## Exercise requirements
Transcribe the full listing exactly, and drop every picture.

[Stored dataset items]
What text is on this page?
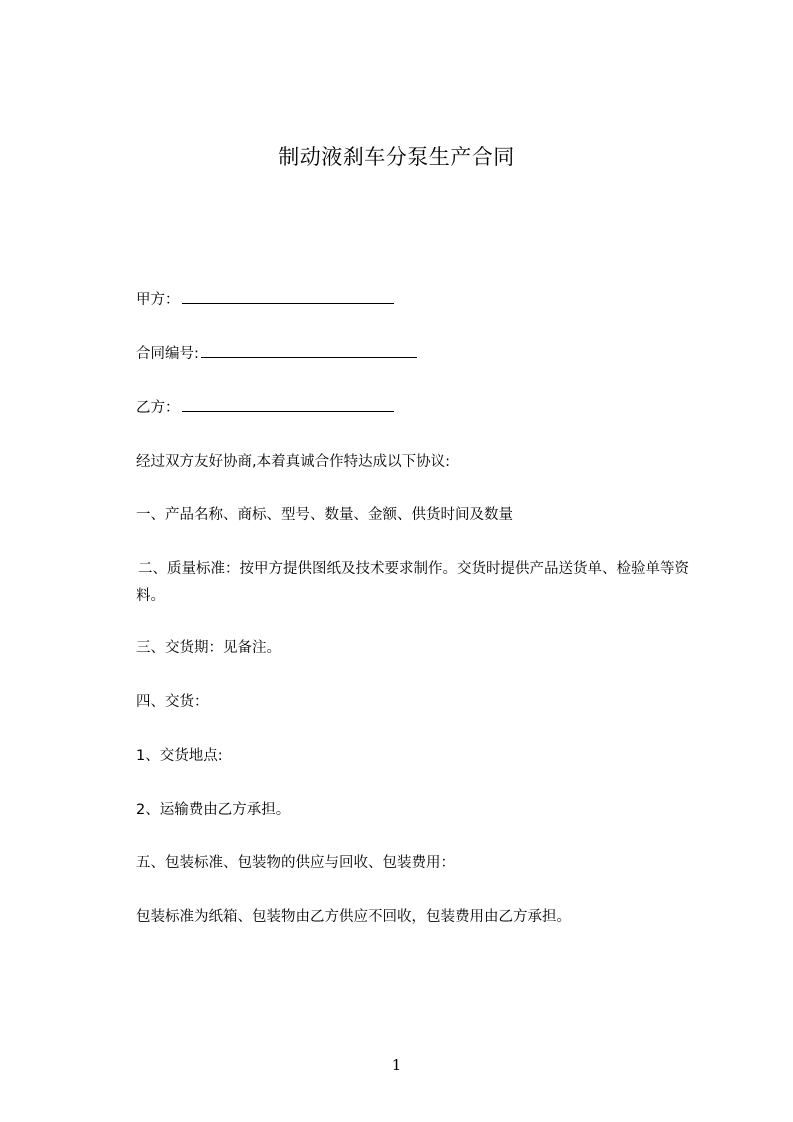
制动液刹车分泵生产合同
甲方：
合同编号:
乙方：
经过双方友好协商,本着真诚合作特达成以下协议:
一、产品名称、商标、型号、数量、金额、供货时间及数量
二、质量标准：按甲方提供图纸及技术要求制作。交货时提供产品送货单、检验单等资料。
三、交货期：见备注。
四、交货：
1、交货地点:
2、运输费由乙方承担。
五、包装标准、包装物的供应与回收、包装费用：
包装标准为纸箱、包装物由乙方供应不回收，包装费用由乙方承担。
1
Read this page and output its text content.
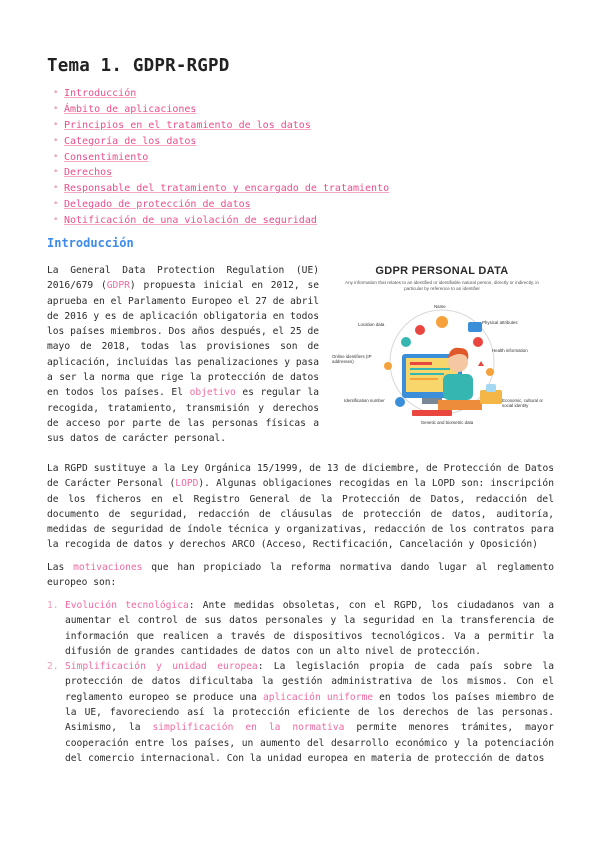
Tema 1. GDPR-RGPD
• Introducción
• Ámbito de aplicaciones
• Principios en el tratamiento de los datos
• Categoría de los datos
• Consentimiento
• Derechos
• Responsable del tratamiento y encargado de tratamiento
• Delegado de protección de datos
• Notificación de una violación de seguridad
Introducción

La General Data Protection Regulation (UE) 2016/679 (GDPR) propuesta inicial en 2012, se aprueba en el Parlamento Europeo el 27 de abril de 2016 y es de aplicación obligatoria en todos los países miembros. Dos años después, el 25 de mayo de 2018, todas las provisiones son de aplicación, incluidas las penalizaciones y pasa a ser la norma que rige la protección de datos en todos los países. El objetivo es regular la recogida, tratamiento, transmisión y derechos de acceso por parte de las personas físicas a sus datos de carácter personal.

GDPR PERSONAL DATA
Any information that relates to an identified or identifiable natural person, directly or indirectly, in particular by reference to an identifier
Name
Physical attributes
Location data
Health information
Online identifiers (IP addresses)
Economic, cultural or social identity
Identification number
Genetic and biometric data

La RGPD sustituye a la Ley Orgánica 15/1999, de 13 de diciembre, de Protección de Datos de Carácter Personal (LOPD). Algunas obligaciones recogidas en la LOPD son: inscripción de los ficheros en el Registro General de la Protección de Datos, redacción del documento de seguridad, redacción de cláusulas de protección de datos, auditoría, medidas de seguridad de índole técnica y organizativas, redacción de los contratos para la recogida de datos y derechos ARCO (Acceso, Rectificación, Cancelación y Oposición)

Las motivaciones que han propiciado la reforma normativa dando lugar al reglamento europeo son:

1. Evolución tecnológica: Ante medidas obsoletas, con el RGPD, los ciudadanos van a aumentar el control de sus datos personales y la seguridad en la transferencia de información que realicen a través de dispositivos tecnológicos. Va a permitir la difusión de grandes cantidades de datos con un alto nivel de protección.
2. Simplificación y unidad europea: La legislación propia de cada país sobre la protección de datos dificultaba la gestión administrativa de los mismos. Con el reglamento europeo se produce una aplicación uniforme en todos los países miembro de la UE, favoreciendo así la protección eficiente de los derechos de las personas. Asimismo, la simplificación en la normativa permite menores trámites, mayor cooperación entre los países, un aumento del desarrollo económico y la potenciación del comercio internacional. Con la unidad europea en materia de protección de datos
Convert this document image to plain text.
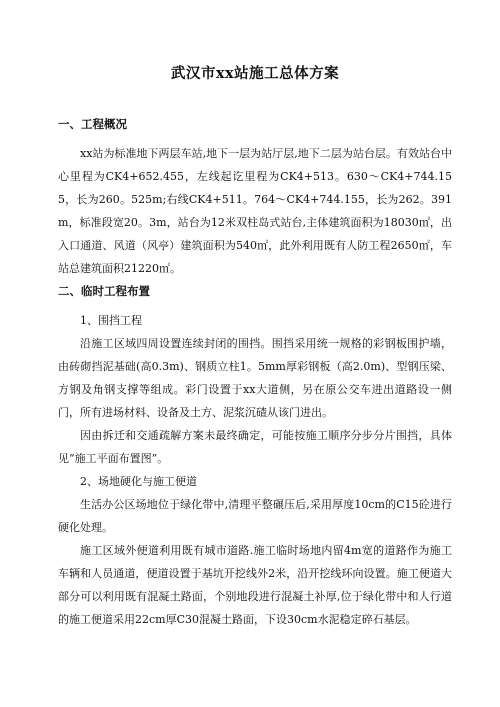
武汉市xx站施工总体方案
一、工程概况

xx站为标准地下两层车站,地下一层为站厅层,地下二层为站台层。有效站台中心里程为CK4+652.455，左线起讫里程为CK4+513。630～CK4+744.155，长为260。525m;右线CK4+511。764～CK4+744.155，长为262。391m，标准段宽20。3m，站台为12米双柱岛式站台,主体建筑面积为18030㎡，出入口通道、风道（风亭）建筑面积为540㎡，此外利用既有人防工程2650㎡，车站总建筑面积21220㎡。

二、临时工程布置
1、围挡工程

沿施工区域四周设置连续封闭的围挡。围挡采用统一规格的彩钢板围护墙，由砖砌挡泥基础(高0.3m)、钢质立柱1。5mm厚彩钢板（高2.0m)、型钢压梁、方钢及角钢支撑等组成。彩门设置于xx大道侧，另在原公交车进出道路设一侧门，所有进场材料、设备及土方、泥浆沉碴从该门进出。

因由拆迁和交通疏解方案未最终确定，可能按施工顺序分步分片围挡，具体见“施工平面布置图”。

2、场地硬化与施工便道

生活办公区场地位于绿化带中,清理平整碾压后,采用厚度10cm的C15砼进行硬化处理。

施工区域外便道利用既有城市道路.施工临时场地内留4m宽的道路作为施工车辆和人员通道，便道设置于基坑开挖线外2米，沿开挖线环向设置。施工便道大部分可以利用既有混凝土路面，个别地段进行混凝土补厚,位于绿化带中和人行道的施工便道采用22cm厚C30混凝土路面，下设30cm水泥稳定碎石基层。
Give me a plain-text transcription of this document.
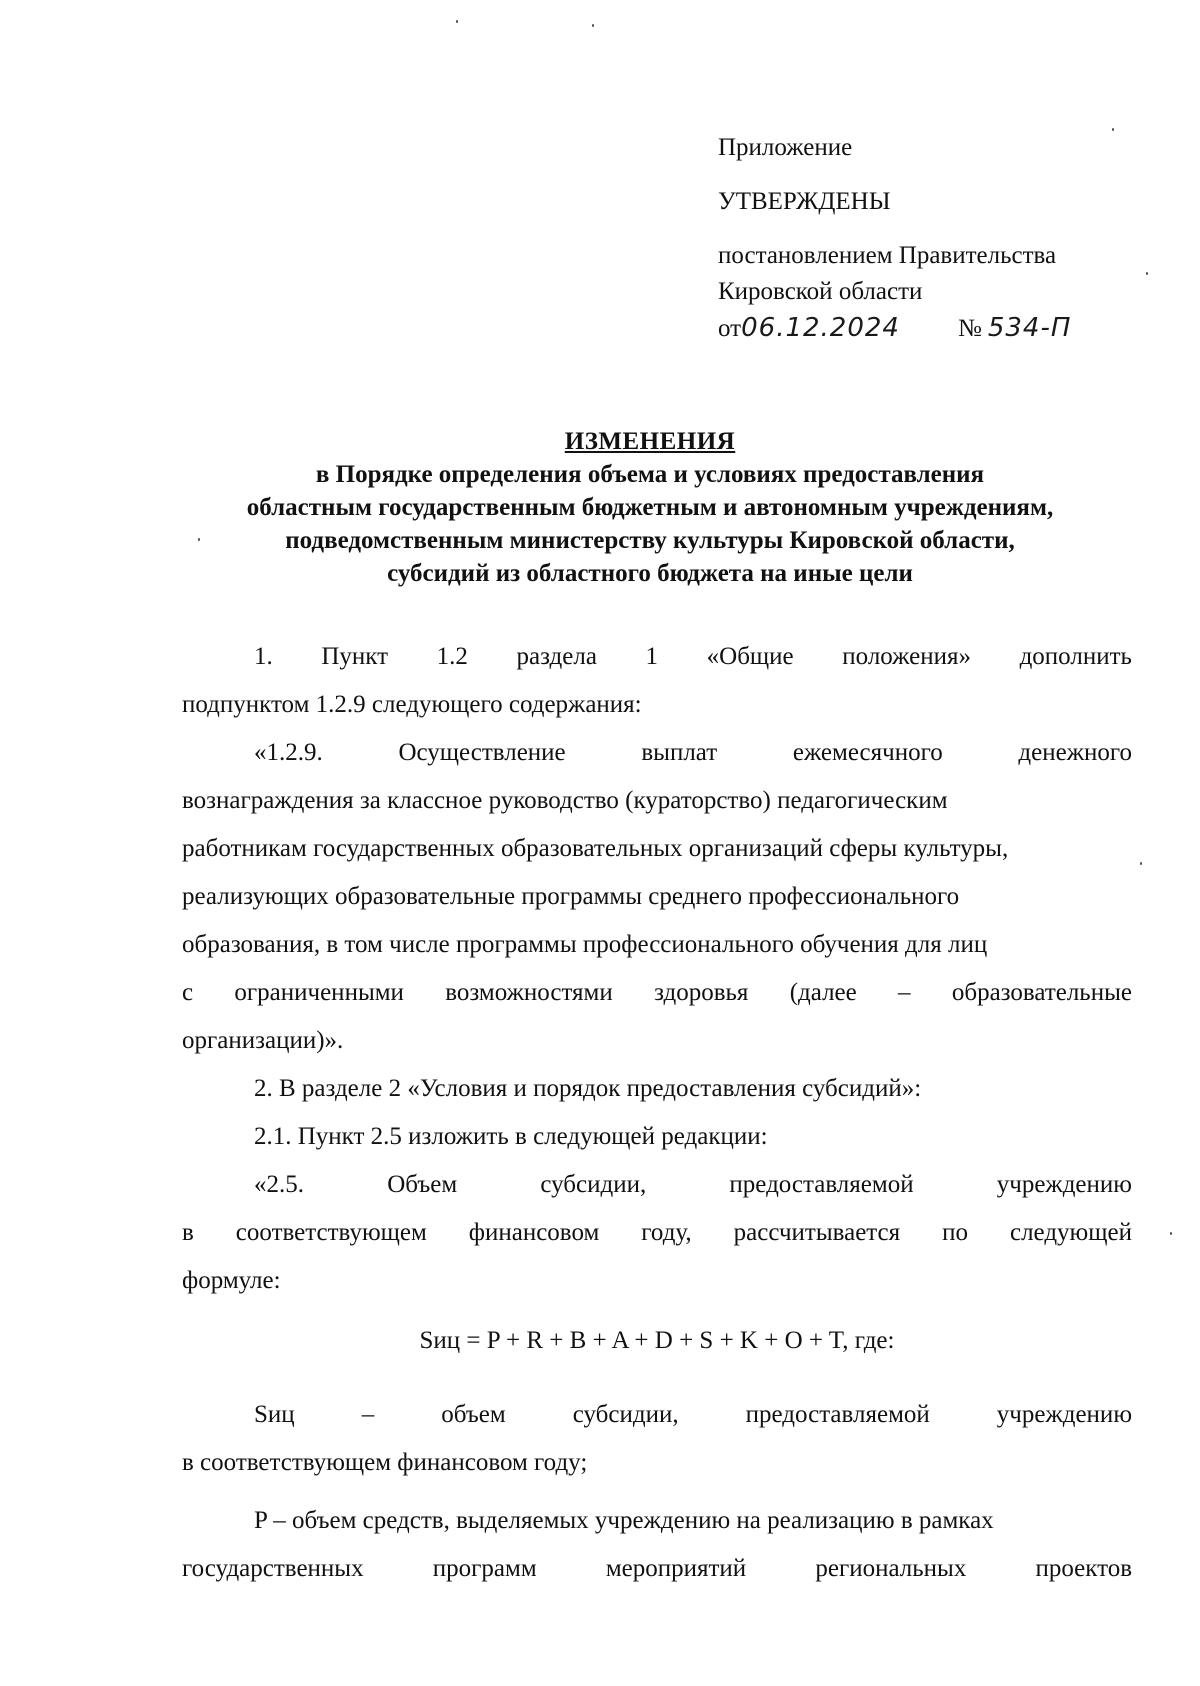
Приложение
УТВЕРЖДЕНЫ
постановлением Правительства
Кировской области
от 06.12.2024 № 534-П
ИЗМЕНЕНИЯ
в Порядке определения объема и условиях предоставления
областным государственным бюджетным и автономным учреждениям,
подведомственным министерству культуры Кировской области,
субсидий из областного бюджета на иные цели
1. Пункт 1.2 раздела 1 «Общие положения» дополнить
подпунктом 1.2.9 следующего содержания:
«1.2.9.	Осуществление	выплат	ежемесячного	денежного
вознаграждения за классное руководство (кураторство) педагогическим
работникам государственных образовательных организаций сферы культуры,
реализующих образовательные программы среднего профессионального
образования, в том числе программы профессионального обучения для лиц
с ограниченными возможностями здоровья (далее – образовательные
организации)».
2. В разделе 2 «Условия и порядок предоставления субсидий»:
2.1. Пункт 2.5 изложить в следующей редакции:
«2.5.	Объем	субсидии,	предоставляемой	учреждению
в соответствующем финансовом году, рассчитывается по следующей
формуле:
Sиц = P + R + B + A + D + S + K + O + T, где:
Sиц	–	объем	субсидии,	предоставляемой	учреждению
в соответствующем финансовом году;
P – объем средств, выделяемых учреждению на реализацию в рамках
государственных	программ	мероприятий	региональных	проектов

## Task response
What text is on this page?
制动液刹车分泵生产合同
甲方：
合同编号:
乙方：
经过双方友好协商,本着真诚合作特达成以下协议:
一、产品名称、商标、型号、数量、金额、供货时间及数量
二、质量标准：按甲方提供图纸及技术要求制作。交货时提供产品送货单、检验单等资料。
三、交货期：见备注。
四、交货：
1、交货地点:
2、运输费由乙方承担。
五、包装标准、包装物的供应与回收、包装费用：
包装标准为纸箱、包装物由乙方供应不回收，包装费用由乙方承担。
1
Read this page and output its text content.
Tema 1. GDPR-RGPD
• Introducción
• Ámbito de aplicaciones
• Principios en el tratamiento de los datos
• Categoría de los datos
• Consentimiento
• Derechos
• Responsable del tratamiento y encargado de tratamiento
• Delegado de protección de datos
• Notificación de una violación de seguridad
Introducción

La General Data Protection Regulation (UE) 2016/679 (GDPR) propuesta inicial en 2012, se aprueba en el Parlamento Europeo el 27 de abril de 2016 y es de aplicación obligatoria en todos los países miembros. Dos años después, el 25 de mayo de 2018, todas las provisiones son de aplicación, incluidas las penalizaciones y pasa a ser la norma que rige la protección de datos en todos los países. El objetivo es regular la recogida, tratamiento, transmisión y derechos de acceso por parte de las personas físicas a sus datos de carácter personal.

GDPR PERSONAL DATA
Any information that relates to an identified or identifiable natural person, directly or indirectly, in particular by reference to an identifier
Name
Physical attributes
Location data
Health information
Online identifiers (IP addresses)
Economic, cultural or social identity
Identification number
Genetic and biometric data

La RGPD sustituye a la Ley Orgánica 15/1999, de 13 de diciembre, de Protección de Datos de Carácter Personal (LOPD). Algunas obligaciones recogidas en la LOPD son: inscripción de los ficheros en el Registro General de la Protección de Datos, redacción del documento de seguridad, redacción de cláusulas de protección de datos, auditoría, medidas de seguridad de índole técnica y organizativas, redacción de los contratos para la recogida de datos y derechos ARCO (Acceso, Rectificación, Cancelación y Oposición)

Las motivaciones que han propiciado la reforma normativa dando lugar al reglamento europeo son:

1. Evolución tecnológica: Ante medidas obsoletas, con el RGPD, los ciudadanos van a aumentar el control de sus datos personales y la seguridad en la transferencia de información que realicen a través de dispositivos tecnológicos. Va a permitir la difusión de grandes cantidades de datos con un alto nivel de protección.
2. Simplificación y unidad europea: La legislación propia de cada país sobre la protección de datos dificultaba la gestión administrativa de los mismos. Con el reglamento europeo se produce una aplicación uniforme en todos los países miembro de la UE, favoreciendo así la protección eficiente de los derechos de las personas. Asimismo, la simplificación en la normativa permite menores trámites, mayor cooperación entre los países, un aumento del desarrollo económico y la potenciación del comercio internacional. Con la unidad europea en materia de protección de datos
Convert this document image to plain text.
武汉市xx站施工总体方案
一、工程概况

xx站为标准地下两层车站,地下一层为站厅层,地下二层为站台层。有效站台中心里程为CK4+652.455，左线起讫里程为CK4+513。630～CK4+744.155，长为260。525m;右线CK4+511。764～CK4+744.155，长为262。391m，标准段宽20。3m，站台为12米双柱岛式站台,主体建筑面积为18030㎡，出入口通道、风道（风亭）建筑面积为540㎡，此外利用既有人防工程2650㎡，车站总建筑面积21220㎡。

二、临时工程布置
1、围挡工程

沿施工区域四周设置连续封闭的围挡。围挡采用统一规格的彩钢板围护墙，由砖砌挡泥基础(高0.3m)、钢质立柱1。5mm厚彩钢板（高2.0m)、型钢压梁、方钢及角钢支撑等组成。彩门设置于xx大道侧，另在原公交车进出道路设一侧门，所有进场材料、设备及土方、泥浆沉碴从该门进出。

因由拆迁和交通疏解方案未最终确定，可能按施工顺序分步分片围挡，具体见“施工平面布置图”。

2、场地硬化与施工便道

生活办公区场地位于绿化带中,清理平整碾压后,采用厚度10cm的C15砼进行硬化处理。

施工区域外便道利用既有城市道路.施工临时场地内留4m宽的道路作为施工车辆和人员通道，便道设置于基坑开挖线外2米，沿开挖线环向设置。施工便道大部分可以利用既有混凝土路面，个别地段进行混凝土补厚,位于绿化带中和人行道的施工便道采用22cm厚C30混凝土路面，下设30cm水泥稳定碎石基层。
Give me a plain-text transcription of this document.
Приложение
УТВЕРЖДЕНЫ
постановлением Правительства
Кировской области
от 06.12.2024 № 534-П
ИЗМЕНЕНИЯ
в Порядке определения объема и условиях предоставления
областным государственным бюджетным и автономным учреждениям,
подведомственным министерству культуры Кировской области,
субсидий из областного бюджета на иные цели
1. Пункт 1.2 раздела 1 «Общие положения» дополнить
подпунктом 1.2.9 следующего содержания:
«1.2.9.	Осуществление	выплат	ежемесячного	денежного
вознаграждения за классное руководство (кураторство) педагогическим
работникам государственных образовательных организаций сферы культуры,
реализующих образовательные программы среднего профессионального
образования, в том числе программы профессионального обучения для лиц
с ограниченными возможностями здоровья (далее – образовательные
организации)».
2. В разделе 2 «Условия и порядок предоставления субсидий»:
2.1. Пункт 2.5 изложить в следующей редакции:
«2.5.	Объем	субсидии,	предоставляемой	учреждению
в соответствующем финансовом году, рассчитывается по следующей
формуле:
Sиц = P + R + B + A + D + S + K + O + T, где:
Sиц	–	объем	субсидии,	предоставляемой	учреждению
в соответствующем финансовом году;
P – объем средств, выделяемых учреждению на реализацию в рамках
государственных	программ	мероприятий	региональных	проектов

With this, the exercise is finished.